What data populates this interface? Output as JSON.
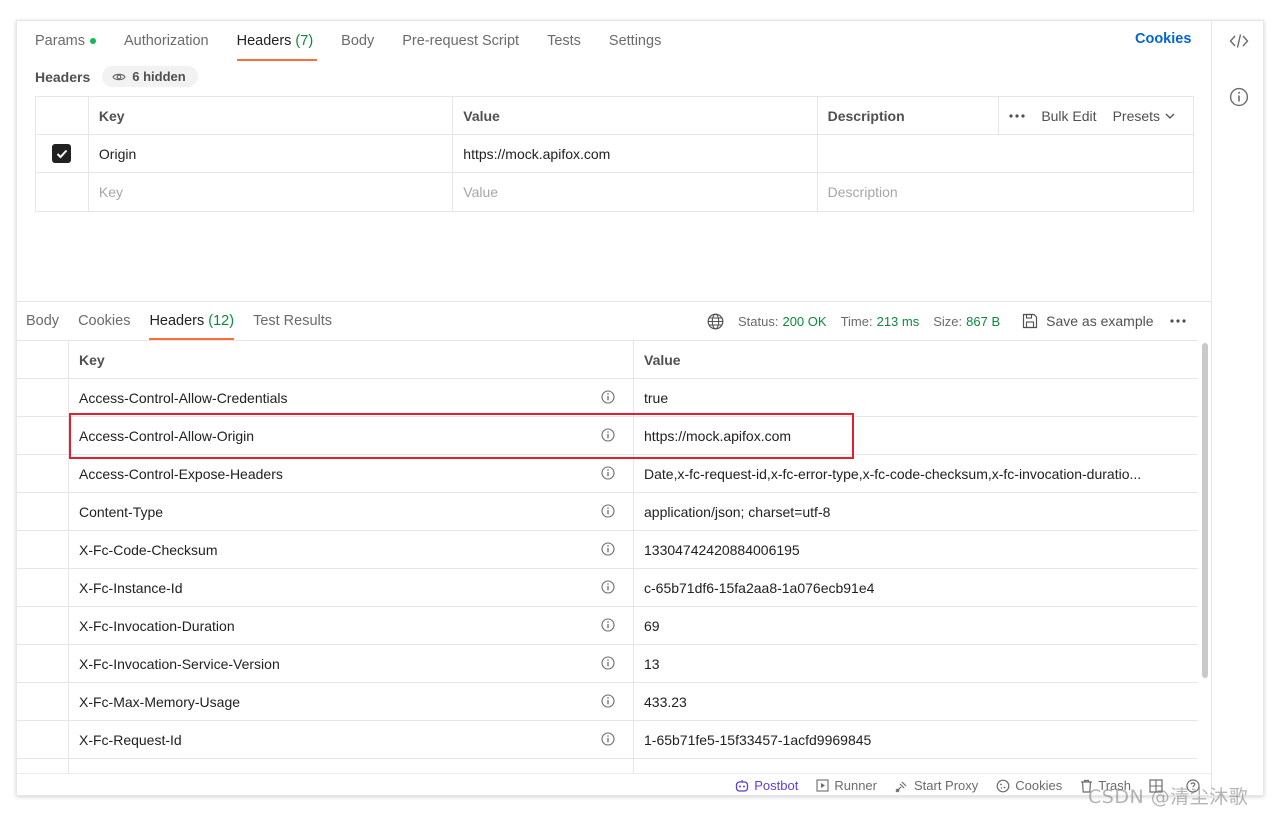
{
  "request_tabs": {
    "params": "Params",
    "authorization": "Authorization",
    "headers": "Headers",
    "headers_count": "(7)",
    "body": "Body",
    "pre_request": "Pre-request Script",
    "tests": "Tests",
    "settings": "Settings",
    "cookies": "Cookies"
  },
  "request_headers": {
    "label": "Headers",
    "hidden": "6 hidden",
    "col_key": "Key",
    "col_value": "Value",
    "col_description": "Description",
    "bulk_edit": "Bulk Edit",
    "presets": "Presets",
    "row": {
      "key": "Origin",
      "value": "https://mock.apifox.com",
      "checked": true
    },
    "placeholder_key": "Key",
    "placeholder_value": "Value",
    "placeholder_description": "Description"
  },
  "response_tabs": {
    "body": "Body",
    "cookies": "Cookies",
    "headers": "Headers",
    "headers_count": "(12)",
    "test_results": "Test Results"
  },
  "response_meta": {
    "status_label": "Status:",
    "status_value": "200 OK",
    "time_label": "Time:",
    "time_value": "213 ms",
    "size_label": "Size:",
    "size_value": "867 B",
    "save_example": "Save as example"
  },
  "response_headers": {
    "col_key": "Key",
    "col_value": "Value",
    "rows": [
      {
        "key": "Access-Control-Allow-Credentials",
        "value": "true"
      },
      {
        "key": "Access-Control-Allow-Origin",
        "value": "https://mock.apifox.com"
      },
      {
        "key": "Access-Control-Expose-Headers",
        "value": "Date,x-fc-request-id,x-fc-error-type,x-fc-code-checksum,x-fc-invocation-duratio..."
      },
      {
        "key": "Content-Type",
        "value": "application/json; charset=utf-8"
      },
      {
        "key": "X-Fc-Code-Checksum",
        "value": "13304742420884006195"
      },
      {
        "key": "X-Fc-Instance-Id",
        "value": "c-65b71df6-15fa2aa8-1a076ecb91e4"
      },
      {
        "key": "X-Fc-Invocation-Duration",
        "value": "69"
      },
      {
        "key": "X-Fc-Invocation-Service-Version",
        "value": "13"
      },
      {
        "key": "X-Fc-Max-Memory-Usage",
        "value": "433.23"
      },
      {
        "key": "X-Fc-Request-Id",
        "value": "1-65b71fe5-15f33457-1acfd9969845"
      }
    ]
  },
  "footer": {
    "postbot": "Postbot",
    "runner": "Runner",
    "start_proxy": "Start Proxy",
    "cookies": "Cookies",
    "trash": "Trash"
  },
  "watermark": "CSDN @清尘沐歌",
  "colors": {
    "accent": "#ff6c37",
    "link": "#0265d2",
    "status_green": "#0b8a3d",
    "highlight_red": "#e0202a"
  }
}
::::
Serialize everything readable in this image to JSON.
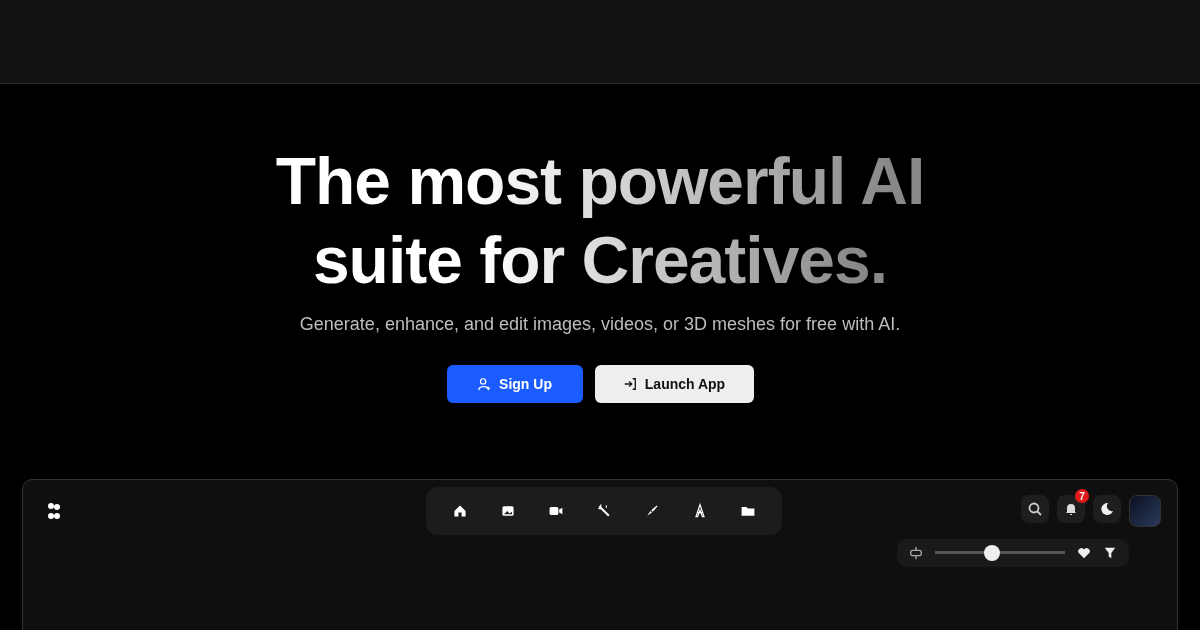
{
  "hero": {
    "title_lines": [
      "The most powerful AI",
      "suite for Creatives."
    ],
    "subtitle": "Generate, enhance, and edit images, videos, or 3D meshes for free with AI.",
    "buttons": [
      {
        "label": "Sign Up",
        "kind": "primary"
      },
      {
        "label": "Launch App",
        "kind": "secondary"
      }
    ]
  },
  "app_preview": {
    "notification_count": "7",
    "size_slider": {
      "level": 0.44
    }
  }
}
::::
▸ THE REQUEST
Within the records above, how many lines include the word "Control"? State the number by itself.

▸ RESPONSE TO THIS EXERCISE
3